YOUR OBJECTIVE
Reproduce all entries precisely, down to the last character.

RECORDED INFORMATION
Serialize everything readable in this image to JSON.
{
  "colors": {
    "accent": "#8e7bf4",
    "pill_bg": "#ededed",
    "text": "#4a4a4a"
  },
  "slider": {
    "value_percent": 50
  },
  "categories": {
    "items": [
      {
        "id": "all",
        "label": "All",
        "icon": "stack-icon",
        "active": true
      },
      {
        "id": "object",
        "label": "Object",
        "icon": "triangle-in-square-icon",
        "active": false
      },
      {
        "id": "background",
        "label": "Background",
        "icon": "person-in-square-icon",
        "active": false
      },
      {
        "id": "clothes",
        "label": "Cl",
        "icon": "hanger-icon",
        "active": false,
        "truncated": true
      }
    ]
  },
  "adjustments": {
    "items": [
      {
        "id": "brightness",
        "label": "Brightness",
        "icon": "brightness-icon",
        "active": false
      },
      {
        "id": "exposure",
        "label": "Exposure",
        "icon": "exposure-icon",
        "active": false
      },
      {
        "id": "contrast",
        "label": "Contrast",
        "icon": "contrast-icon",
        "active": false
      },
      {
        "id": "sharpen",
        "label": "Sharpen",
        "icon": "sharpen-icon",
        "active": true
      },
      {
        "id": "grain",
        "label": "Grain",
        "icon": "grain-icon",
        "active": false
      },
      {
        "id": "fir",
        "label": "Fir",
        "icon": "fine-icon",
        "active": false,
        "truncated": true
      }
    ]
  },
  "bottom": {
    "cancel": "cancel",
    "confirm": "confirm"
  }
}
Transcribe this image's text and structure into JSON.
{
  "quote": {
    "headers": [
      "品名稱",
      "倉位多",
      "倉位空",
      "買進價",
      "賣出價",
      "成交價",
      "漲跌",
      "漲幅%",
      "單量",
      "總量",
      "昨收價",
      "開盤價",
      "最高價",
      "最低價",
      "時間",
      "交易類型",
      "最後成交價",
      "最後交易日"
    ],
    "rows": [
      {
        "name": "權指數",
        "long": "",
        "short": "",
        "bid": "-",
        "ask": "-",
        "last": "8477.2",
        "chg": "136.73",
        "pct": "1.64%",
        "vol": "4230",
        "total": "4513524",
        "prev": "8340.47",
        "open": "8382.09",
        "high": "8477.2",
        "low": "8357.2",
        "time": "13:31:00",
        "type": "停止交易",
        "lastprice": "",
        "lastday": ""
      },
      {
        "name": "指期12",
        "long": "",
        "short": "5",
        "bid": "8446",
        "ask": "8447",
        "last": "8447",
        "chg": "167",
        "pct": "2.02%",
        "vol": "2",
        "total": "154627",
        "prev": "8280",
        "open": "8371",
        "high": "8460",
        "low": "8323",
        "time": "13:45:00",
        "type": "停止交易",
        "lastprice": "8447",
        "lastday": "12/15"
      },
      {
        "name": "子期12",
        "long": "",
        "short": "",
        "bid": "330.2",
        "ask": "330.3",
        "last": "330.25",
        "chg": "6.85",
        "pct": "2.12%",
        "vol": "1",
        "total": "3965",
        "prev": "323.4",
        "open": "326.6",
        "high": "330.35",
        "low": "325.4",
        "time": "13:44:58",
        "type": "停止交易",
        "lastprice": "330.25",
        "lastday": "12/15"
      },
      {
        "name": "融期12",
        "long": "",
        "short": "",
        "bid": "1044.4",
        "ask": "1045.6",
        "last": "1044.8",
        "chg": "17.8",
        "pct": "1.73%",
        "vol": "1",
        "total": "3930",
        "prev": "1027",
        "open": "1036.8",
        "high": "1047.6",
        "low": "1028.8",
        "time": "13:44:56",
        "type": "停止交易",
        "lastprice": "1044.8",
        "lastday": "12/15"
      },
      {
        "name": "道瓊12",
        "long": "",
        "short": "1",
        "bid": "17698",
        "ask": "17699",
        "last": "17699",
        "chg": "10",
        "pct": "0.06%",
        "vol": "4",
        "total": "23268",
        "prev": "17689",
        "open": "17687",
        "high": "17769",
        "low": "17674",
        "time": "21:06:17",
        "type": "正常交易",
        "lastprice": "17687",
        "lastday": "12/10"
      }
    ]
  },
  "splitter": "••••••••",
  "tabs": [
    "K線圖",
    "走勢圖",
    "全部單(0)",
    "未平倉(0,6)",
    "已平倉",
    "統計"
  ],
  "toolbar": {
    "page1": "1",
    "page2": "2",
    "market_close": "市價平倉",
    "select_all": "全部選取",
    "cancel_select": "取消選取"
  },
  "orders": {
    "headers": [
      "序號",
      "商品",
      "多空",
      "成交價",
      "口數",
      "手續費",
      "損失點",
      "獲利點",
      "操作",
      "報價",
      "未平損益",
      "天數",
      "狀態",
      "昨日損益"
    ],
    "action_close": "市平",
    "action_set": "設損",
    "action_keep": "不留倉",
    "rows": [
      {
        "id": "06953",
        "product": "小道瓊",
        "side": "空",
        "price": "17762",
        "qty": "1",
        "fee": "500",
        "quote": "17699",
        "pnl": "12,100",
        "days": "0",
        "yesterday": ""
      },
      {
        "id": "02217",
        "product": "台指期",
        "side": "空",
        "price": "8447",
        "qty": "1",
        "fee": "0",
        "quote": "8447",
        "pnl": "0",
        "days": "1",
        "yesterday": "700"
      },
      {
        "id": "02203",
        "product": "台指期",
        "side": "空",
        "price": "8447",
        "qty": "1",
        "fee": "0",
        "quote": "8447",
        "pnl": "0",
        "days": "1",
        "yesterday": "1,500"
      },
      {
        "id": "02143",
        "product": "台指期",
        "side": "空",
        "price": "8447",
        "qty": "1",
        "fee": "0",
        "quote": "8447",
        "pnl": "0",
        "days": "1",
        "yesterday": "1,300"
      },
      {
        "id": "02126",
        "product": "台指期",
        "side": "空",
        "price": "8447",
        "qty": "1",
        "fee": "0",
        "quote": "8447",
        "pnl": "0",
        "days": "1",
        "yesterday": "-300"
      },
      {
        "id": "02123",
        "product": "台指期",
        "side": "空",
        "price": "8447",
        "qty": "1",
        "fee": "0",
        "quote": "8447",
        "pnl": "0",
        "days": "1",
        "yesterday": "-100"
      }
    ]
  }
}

WRITTEN SOLUTION
Serialize everything readable in this image to JSON.
{
  "colors": {
    "accent": "#8e7bf4",
    "pill_bg": "#ededed",
    "text": "#4a4a4a"
  },
  "slider": {
    "value_percent": 50
  },
  "categories": {
    "items": [
      {
        "id": "all",
        "label": "All",
        "icon": "stack-icon",
        "active": true
      },
      {
        "id": "object",
        "label": "Object",
        "icon": "triangle-in-square-icon",
        "active": false
      },
      {
        "id": "background",
        "label": "Background",
        "icon": "person-in-square-icon",
        "active": false
      },
      {
        "id": "clothes",
        "label": "Cl",
        "icon": "hanger-icon",
        "active": false,
        "truncated": true
      }
    ]
  },
  "adjustments": {
    "items": [
      {
        "id": "brightness",
        "label": "Brightness",
        "icon": "brightness-icon",
        "active": false
      },
      {
        "id": "exposure",
        "label": "Exposure",
        "icon": "exposure-icon",
        "active": false
      },
      {
        "id": "contrast",
        "label": "Contrast",
        "icon": "contrast-icon",
        "active": false
      },
      {
        "id": "sharpen",
        "label": "Sharpen",
        "icon": "sharpen-icon",
        "active": true
      },
      {
        "id": "grain",
        "label": "Grain",
        "icon": "grain-icon",
        "active": false
      },
      {
        "id": "fir",
        "label": "Fir",
        "icon": "fine-icon",
        "active": false,
        "truncated": true
      }
    ]
  },
  "bottom": {
    "cancel": "cancel",
    "confirm": "confirm"
  }
}
Transcribe this image's text and structure into JSON.
{
  "quote": {
    "headers": [
      "品名稱",
      "倉位多",
      "倉位空",
      "買進價",
      "賣出價",
      "成交價",
      "漲跌",
      "漲幅%",
      "單量",
      "總量",
      "昨收價",
      "開盤價",
      "最高價",
      "最低價",
      "時間",
      "交易類型",
      "最後成交價",
      "最後交易日"
    ],
    "rows": [
      {
        "name": "權指數",
        "long": "",
        "short": "",
        "bid": "-",
        "ask": "-",
        "last": "8477.2",
        "chg": "136.73",
        "pct": "1.64%",
        "vol": "4230",
        "total": "4513524",
        "prev": "8340.47",
        "open": "8382.09",
        "high": "8477.2",
        "low": "8357.2",
        "time": "13:31:00",
        "type": "停止交易",
        "lastprice": "",
        "lastday": ""
      },
      {
        "name": "指期12",
        "long": "",
        "short": "5",
        "bid": "8446",
        "ask": "8447",
        "last": "8447",
        "chg": "167",
        "pct": "2.02%",
        "vol": "2",
        "total": "154627",
        "prev": "8280",
        "open": "8371",
        "high": "8460",
        "low": "8323",
        "time": "13:45:00",
        "type": "停止交易",
        "lastprice": "8447",
        "lastday": "12/15"
      },
      {
        "name": "子期12",
        "long": "",
        "short": "",
        "bid": "330.2",
        "ask": "330.3",
        "last": "330.25",
        "chg": "6.85",
        "pct": "2.12%",
        "vol": "1",
        "total": "3965",
        "prev": "323.4",
        "open": "326.6",
        "high": "330.35",
        "low": "325.4",
        "time": "13:44:58",
        "type": "停止交易",
        "lastprice": "330.25",
        "lastday": "12/15"
      },
      {
        "name": "融期12",
        "long": "",
        "short": "",
        "bid": "1044.4",
        "ask": "1045.6",
        "last": "1044.8",
        "chg": "17.8",
        "pct": "1.73%",
        "vol": "1",
        "total": "3930",
        "prev": "1027",
        "open": "1036.8",
        "high": "1047.6",
        "low": "1028.8",
        "time": "13:44:56",
        "type": "停止交易",
        "lastprice": "1044.8",
        "lastday": "12/15"
      },
      {
        "name": "道瓊12",
        "long": "",
        "short": "1",
        "bid": "17698",
        "ask": "17699",
        "last": "17699",
        "chg": "10",
        "pct": "0.06%",
        "vol": "4",
        "total": "23268",
        "prev": "17689",
        "open": "17687",
        "high": "17769",
        "low": "17674",
        "time": "21:06:17",
        "type": "正常交易",
        "lastprice": "17687",
        "lastday": "12/10"
      }
    ]
  },
  "splitter": "••••••••",
  "tabs": [
    "K線圖",
    "走勢圖",
    "全部單(0)",
    "未平倉(0,6)",
    "已平倉",
    "統計"
  ],
  "toolbar": {
    "page1": "1",
    "page2": "2",
    "market_close": "市價平倉",
    "select_all": "全部選取",
    "cancel_select": "取消選取"
  },
  "orders": {
    "headers": [
      "序號",
      "商品",
      "多空",
      "成交價",
      "口數",
      "手續費",
      "損失點",
      "獲利點",
      "操作",
      "報價",
      "未平損益",
      "天數",
      "狀態",
      "昨日損益"
    ],
    "action_close": "市平",
    "action_set": "設損",
    "action_keep": "不留倉",
    "rows": [
      {
        "id": "06953",
        "product": "小道瓊",
        "side": "空",
        "price": "17762",
        "qty": "1",
        "fee": "500",
        "quote": "17699",
        "pnl": "12,100",
        "days": "0",
        "yesterday": ""
      },
      {
        "id": "02217",
        "product": "台指期",
        "side": "空",
        "price": "8447",
        "qty": "1",
        "fee": "0",
        "quote": "8447",
        "pnl": "0",
        "days": "1",
        "yesterday": "700"
      },
      {
        "id": "02203",
        "product": "台指期",
        "side": "空",
        "price": "8447",
        "qty": "1",
        "fee": "0",
        "quote": "8447",
        "pnl": "0",
        "days": "1",
        "yesterday": "1,500"
      },
      {
        "id": "02143",
        "product": "台指期",
        "side": "空",
        "price": "8447",
        "qty": "1",
        "fee": "0",
        "quote": "8447",
        "pnl": "0",
        "days": "1",
        "yesterday": "1,300"
      },
      {
        "id": "02126",
        "product": "台指期",
        "side": "空",
        "price": "8447",
        "qty": "1",
        "fee": "0",
        "quote": "8447",
        "pnl": "0",
        "days": "1",
        "yesterday": "-300"
      },
      {
        "id": "02123",
        "product": "台指期",
        "side": "空",
        "price": "8447",
        "qty": "1",
        "fee": "0",
        "quote": "8447",
        "pnl": "0",
        "days": "1",
        "yesterday": "-100"
      }
    ]
  }
}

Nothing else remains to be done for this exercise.